- [Data entries]

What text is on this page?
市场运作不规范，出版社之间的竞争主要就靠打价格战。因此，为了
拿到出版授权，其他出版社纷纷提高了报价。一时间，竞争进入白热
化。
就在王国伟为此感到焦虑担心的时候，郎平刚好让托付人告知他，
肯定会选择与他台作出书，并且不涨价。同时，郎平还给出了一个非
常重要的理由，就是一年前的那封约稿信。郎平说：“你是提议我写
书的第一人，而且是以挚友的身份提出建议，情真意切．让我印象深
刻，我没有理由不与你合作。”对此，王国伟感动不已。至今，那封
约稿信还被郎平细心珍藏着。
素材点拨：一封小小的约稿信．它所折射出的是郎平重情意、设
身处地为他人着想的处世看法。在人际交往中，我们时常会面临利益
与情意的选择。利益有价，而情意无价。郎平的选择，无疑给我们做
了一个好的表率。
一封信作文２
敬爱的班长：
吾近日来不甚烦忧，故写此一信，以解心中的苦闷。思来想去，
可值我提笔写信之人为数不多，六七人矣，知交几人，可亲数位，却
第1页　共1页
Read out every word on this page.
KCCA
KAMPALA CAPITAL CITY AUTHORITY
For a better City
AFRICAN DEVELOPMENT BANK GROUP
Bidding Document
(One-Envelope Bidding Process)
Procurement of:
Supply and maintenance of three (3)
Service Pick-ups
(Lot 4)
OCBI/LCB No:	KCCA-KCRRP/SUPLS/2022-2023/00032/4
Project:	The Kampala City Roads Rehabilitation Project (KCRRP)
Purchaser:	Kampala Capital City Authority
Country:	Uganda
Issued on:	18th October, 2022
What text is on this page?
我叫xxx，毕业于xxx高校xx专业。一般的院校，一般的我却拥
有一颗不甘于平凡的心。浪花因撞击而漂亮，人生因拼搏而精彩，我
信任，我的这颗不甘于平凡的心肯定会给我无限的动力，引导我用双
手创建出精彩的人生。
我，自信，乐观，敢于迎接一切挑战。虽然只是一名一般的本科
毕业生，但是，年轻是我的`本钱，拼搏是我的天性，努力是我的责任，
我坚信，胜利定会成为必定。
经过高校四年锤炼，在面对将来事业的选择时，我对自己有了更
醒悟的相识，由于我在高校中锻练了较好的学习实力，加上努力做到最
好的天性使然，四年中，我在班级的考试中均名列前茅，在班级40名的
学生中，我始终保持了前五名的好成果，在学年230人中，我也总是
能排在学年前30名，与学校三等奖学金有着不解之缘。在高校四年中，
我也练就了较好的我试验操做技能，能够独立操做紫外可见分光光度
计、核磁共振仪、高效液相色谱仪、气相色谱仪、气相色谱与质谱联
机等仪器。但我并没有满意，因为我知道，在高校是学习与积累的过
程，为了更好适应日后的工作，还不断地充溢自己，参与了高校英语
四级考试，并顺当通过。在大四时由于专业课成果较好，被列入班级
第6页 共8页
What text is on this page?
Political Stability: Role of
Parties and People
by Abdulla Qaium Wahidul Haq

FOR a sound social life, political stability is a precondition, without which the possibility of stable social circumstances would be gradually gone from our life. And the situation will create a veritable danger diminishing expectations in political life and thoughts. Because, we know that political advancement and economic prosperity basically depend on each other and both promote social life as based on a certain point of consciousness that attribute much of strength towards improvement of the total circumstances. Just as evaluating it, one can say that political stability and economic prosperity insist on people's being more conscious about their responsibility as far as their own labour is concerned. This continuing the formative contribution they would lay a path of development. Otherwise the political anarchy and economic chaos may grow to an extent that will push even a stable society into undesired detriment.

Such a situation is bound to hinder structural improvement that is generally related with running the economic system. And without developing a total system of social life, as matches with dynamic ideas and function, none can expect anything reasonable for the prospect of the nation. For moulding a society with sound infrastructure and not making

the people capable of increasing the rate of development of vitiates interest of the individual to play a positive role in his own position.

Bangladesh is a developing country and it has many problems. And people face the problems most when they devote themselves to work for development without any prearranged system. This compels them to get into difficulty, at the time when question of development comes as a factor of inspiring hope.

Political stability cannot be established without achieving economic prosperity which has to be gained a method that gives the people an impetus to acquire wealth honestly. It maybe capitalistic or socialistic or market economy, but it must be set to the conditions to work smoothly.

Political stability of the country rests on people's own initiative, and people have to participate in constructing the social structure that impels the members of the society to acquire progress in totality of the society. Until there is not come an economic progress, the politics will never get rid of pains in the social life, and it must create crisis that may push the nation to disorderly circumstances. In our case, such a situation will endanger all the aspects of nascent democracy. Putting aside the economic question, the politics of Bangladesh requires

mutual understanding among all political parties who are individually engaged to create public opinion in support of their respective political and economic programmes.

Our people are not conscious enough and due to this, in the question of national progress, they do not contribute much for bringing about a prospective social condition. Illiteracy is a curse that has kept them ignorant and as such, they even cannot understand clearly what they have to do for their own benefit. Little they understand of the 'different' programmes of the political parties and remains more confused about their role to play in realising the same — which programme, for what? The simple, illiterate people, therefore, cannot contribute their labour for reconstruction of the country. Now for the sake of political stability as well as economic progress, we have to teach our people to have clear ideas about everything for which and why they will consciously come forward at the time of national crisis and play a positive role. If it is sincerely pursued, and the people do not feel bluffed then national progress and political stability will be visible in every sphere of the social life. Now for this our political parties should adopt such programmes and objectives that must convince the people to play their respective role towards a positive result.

- [Exercise] Copy out each record, keeping every word as it is.

- [Worked solution]
What text is on this page?
市场运作不规范，出版社之间的竞争主要就靠打价格战。因此，为了
拿到出版授权，其他出版社纷纷提高了报价。一时间，竞争进入白热
化。
就在王国伟为此感到焦虑担心的时候，郎平刚好让托付人告知他，
肯定会选择与他台作出书，并且不涨价。同时，郎平还给出了一个非
常重要的理由，就是一年前的那封约稿信。郎平说：“你是提议我写
书的第一人，而且是以挚友的身份提出建议，情真意切．让我印象深
刻，我没有理由不与你合作。”对此，王国伟感动不已。至今，那封
约稿信还被郎平细心珍藏着。
素材点拨：一封小小的约稿信．它所折射出的是郎平重情意、设
身处地为他人着想的处世看法。在人际交往中，我们时常会面临利益
与情意的选择。利益有价，而情意无价。郎平的选择，无疑给我们做
了一个好的表率。
一封信作文２
敬爱的班长：
吾近日来不甚烦忧，故写此一信，以解心中的苦闷。思来想去，
可值我提笔写信之人为数不多，六七人矣，知交几人，可亲数位，却
第1页　共1页
Read out every word on this page.
KCCA
KAMPALA CAPITAL CITY AUTHORITY
For a better City
AFRICAN DEVELOPMENT BANK GROUP
Bidding Document
(One-Envelope Bidding Process)
Procurement of:
Supply and maintenance of three (3)
Service Pick-ups
(Lot 4)
OCBI/LCB No:	KCCA-KCRRP/SUPLS/2022-2023/00032/4
Project:	The Kampala City Roads Rehabilitation Project (KCRRP)
Purchaser:	Kampala Capital City Authority
Country:	Uganda
Issued on:	18th October, 2022
What text is on this page?
我叫xxx，毕业于xxx高校xx专业。一般的院校，一般的我却拥
有一颗不甘于平凡的心。浪花因撞击而漂亮，人生因拼搏而精彩，我
信任，我的这颗不甘于平凡的心肯定会给我无限的动力，引导我用双
手创建出精彩的人生。
我，自信，乐观，敢于迎接一切挑战。虽然只是一名一般的本科
毕业生，但是，年轻是我的`本钱，拼搏是我的天性，努力是我的责任，
我坚信，胜利定会成为必定。
经过高校四年锤炼，在面对将来事业的选择时，我对自己有了更
醒悟的相识，由于我在高校中锻练了较好的学习实力，加上努力做到最
好的天性使然，四年中，我在班级的考试中均名列前茅，在班级40名的
学生中，我始终保持了前五名的好成果，在学年230人中，我也总是
能排在学年前30名，与学校三等奖学金有着不解之缘。在高校四年中，
我也练就了较好的我试验操做技能，能够独立操做紫外可见分光光度
计、核磁共振仪、高效液相色谱仪、气相色谱仪、气相色谱与质谱联
机等仪器。但我并没有满意，因为我知道，在高校是学习与积累的过
程，为了更好适应日后的工作，还不断地充溢自己，参与了高校英语
四级考试，并顺当通过。在大四时由于专业课成果较好，被列入班级
第6页 共8页
What text is on this page?
Political Stability: Role of
Parties and People
by Abdulla Qaium Wahidul Haq

FOR a sound social life, political stability is a precondition, without which the possibility of stable social circumstances would be gradually gone from our life. And the situation will create a veritable danger diminishing expectations in political life and thoughts. Because, we know that political advancement and economic prosperity basically depend on each other and both promote social life as based on a certain point of consciousness that attribute much of strength towards improvement of the total circumstances. Just as evaluating it, one can say that political stability and economic prosperity insist on people's being more conscious about their responsibility as far as their own labour is concerned. This continuing the formative contribution they would lay a path of development. Otherwise the political anarchy and economic chaos may grow to an extent that will push even a stable society into undesired detriment.

Such a situation is bound to hinder structural improvement that is generally related with running the economic system. And without developing a total system of social life, as matches with dynamic ideas and function, none can expect anything reasonable for the prospect of the nation. For moulding a society with sound infrastructure and not making

the people capable of increasing the rate of development of vitiates interest of the individual to play a positive role in his own position.

Bangladesh is a developing country and it has many problems. And people face the problems most when they devote themselves to work for development without any prearranged system. This compels them to get into difficulty, at the time when question of development comes as a factor of inspiring hope.

Political stability cannot be established without achieving economic prosperity which has to be gained a method that gives the people an impetus to acquire wealth honestly. It maybe capitalistic or socialistic or market economy, but it must be set to the conditions to work smoothly.

Political stability of the country rests on people's own initiative, and people have to participate in constructing the social structure that impels the members of the society to acquire progress in totality of the society. Until there is not come an economic progress, the politics will never get rid of pains in the social life, and it must create crisis that may push the nation to disorderly circumstances. In our case, such a situation will endanger all the aspects of nascent democracy. Putting aside the economic question, the politics of Bangladesh requires

mutual understanding among all political parties who are individually engaged to create public opinion in support of their respective political and economic programmes.

Our people are not conscious enough and due to this, in the question of national progress, they do not contribute much for bringing about a prospective social condition. Illiteracy is a curse that has kept them ignorant and as such, they even cannot understand clearly what they have to do for their own benefit. Little they understand of the 'different' programmes of the political parties and remains more confused about their role to play in realising the same — which programme, for what? The simple, illiterate people, therefore, cannot contribute their labour for reconstruction of the country. Now for the sake of political stability as well as economic progress, we have to teach our people to have clear ideas about everything for which and why they will consciously come forward at the time of national crisis and play a positive role. If it is sincerely pursued, and the people do not feel bluffed then national progress and political stability will be visible in every sphere of the social life. Now for this our political parties should adopt such programmes and objectives that must convince the people to play their respective role towards a positive result.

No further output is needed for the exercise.